— Begin Data for the task —

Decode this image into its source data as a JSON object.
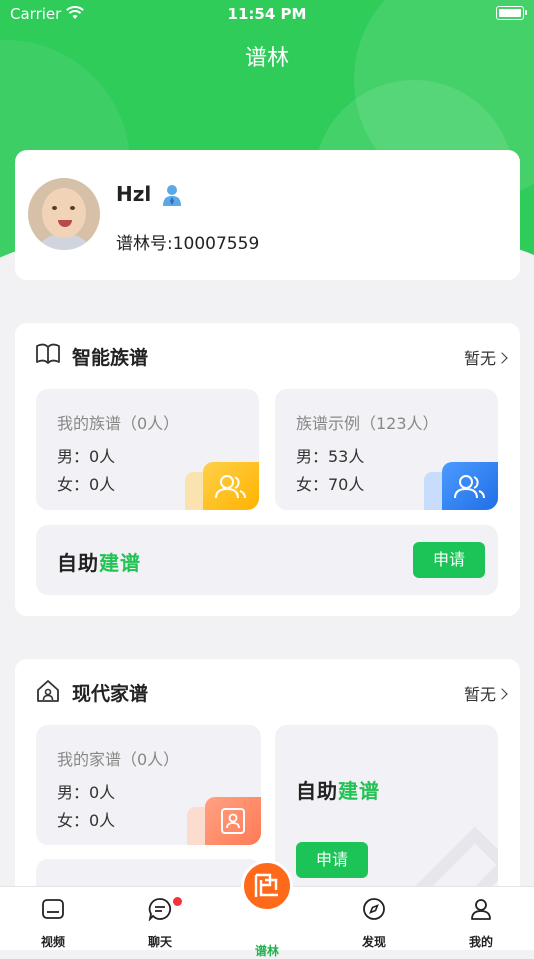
{
  "status_bar": {
    "carrier": "Carrier",
    "time": "11:54 PM"
  },
  "header": {
    "title": "谱林"
  },
  "profile": {
    "name": "Hzl",
    "id_text": "谱林号:10007559"
  },
  "smart_genealogy": {
    "title": "智能族谱",
    "more_label": "暂无",
    "my_tile": {
      "title": "我的族谱（0人）",
      "male": "男：0人",
      "female": "女：0人"
    },
    "example_tile": {
      "title": "族谱示例（123人）",
      "male": "男：53人",
      "female": "女：70人"
    },
    "self_build": {
      "brand_dark": "自助",
      "brand_green": "建谱",
      "apply_label": "申请"
    }
  },
  "modern_genealogy": {
    "title": "现代家谱",
    "more_label": "暂无",
    "my_tile": {
      "title": "我的家谱（0人）",
      "male": "男：0人",
      "female": "女：0人"
    },
    "self_build": {
      "brand_dark": "自助",
      "brand_green": "建谱",
      "apply_label": "申请"
    }
  },
  "tabbar": {
    "items": [
      {
        "label": "视频",
        "icon": "video-icon"
      },
      {
        "label": "聊天",
        "icon": "chat-icon"
      },
      {
        "label": "谱林",
        "icon": "pulin-logo-icon"
      },
      {
        "label": "发现",
        "icon": "compass-icon"
      },
      {
        "label": "我的",
        "icon": "user-icon"
      }
    ]
  },
  "colors": {
    "primary_green": "#2fcc5a",
    "button_green": "#1cc357",
    "orange": "#ff6a1a",
    "badge_yellow": "#ffc21a",
    "badge_blue": "#3a86f7",
    "badge_salmon": "#ff8a6a"
  }
}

— End Data for the task —

Leave out the pictures and retype every line above exactly.

Decode this image into its source data as a JSON object.
{
  "status_bar": {
    "carrier": "Carrier",
    "time": "11:54 PM"
  },
  "header": {
    "title": "谱林"
  },
  "profile": {
    "name": "Hzl",
    "id_text": "谱林号:10007559"
  },
  "smart_genealogy": {
    "title": "智能族谱",
    "more_label": "暂无",
    "my_tile": {
      "title": "我的族谱（0人）",
      "male": "男：0人",
      "female": "女：0人"
    },
    "example_tile": {
      "title": "族谱示例（123人）",
      "male": "男：53人",
      "female": "女：70人"
    },
    "self_build": {
      "brand_dark": "自助",
      "brand_green": "建谱",
      "apply_label": "申请"
    }
  },
  "modern_genealogy": {
    "title": "现代家谱",
    "more_label": "暂无",
    "my_tile": {
      "title": "我的家谱（0人）",
      "male": "男：0人",
      "female": "女：0人"
    },
    "self_build": {
      "brand_dark": "自助",
      "brand_green": "建谱",
      "apply_label": "申请"
    }
  },
  "tabbar": {
    "items": [
      {
        "label": "视频",
        "icon": "video-icon"
      },
      {
        "label": "聊天",
        "icon": "chat-icon"
      },
      {
        "label": "谱林",
        "icon": "pulin-logo-icon"
      },
      {
        "label": "发现",
        "icon": "compass-icon"
      },
      {
        "label": "我的",
        "icon": "user-icon"
      }
    ]
  },
  "colors": {
    "primary_green": "#2fcc5a",
    "button_green": "#1cc357",
    "orange": "#ff6a1a",
    "badge_yellow": "#ffc21a",
    "badge_blue": "#3a86f7",
    "badge_salmon": "#ff8a6a"
  }
}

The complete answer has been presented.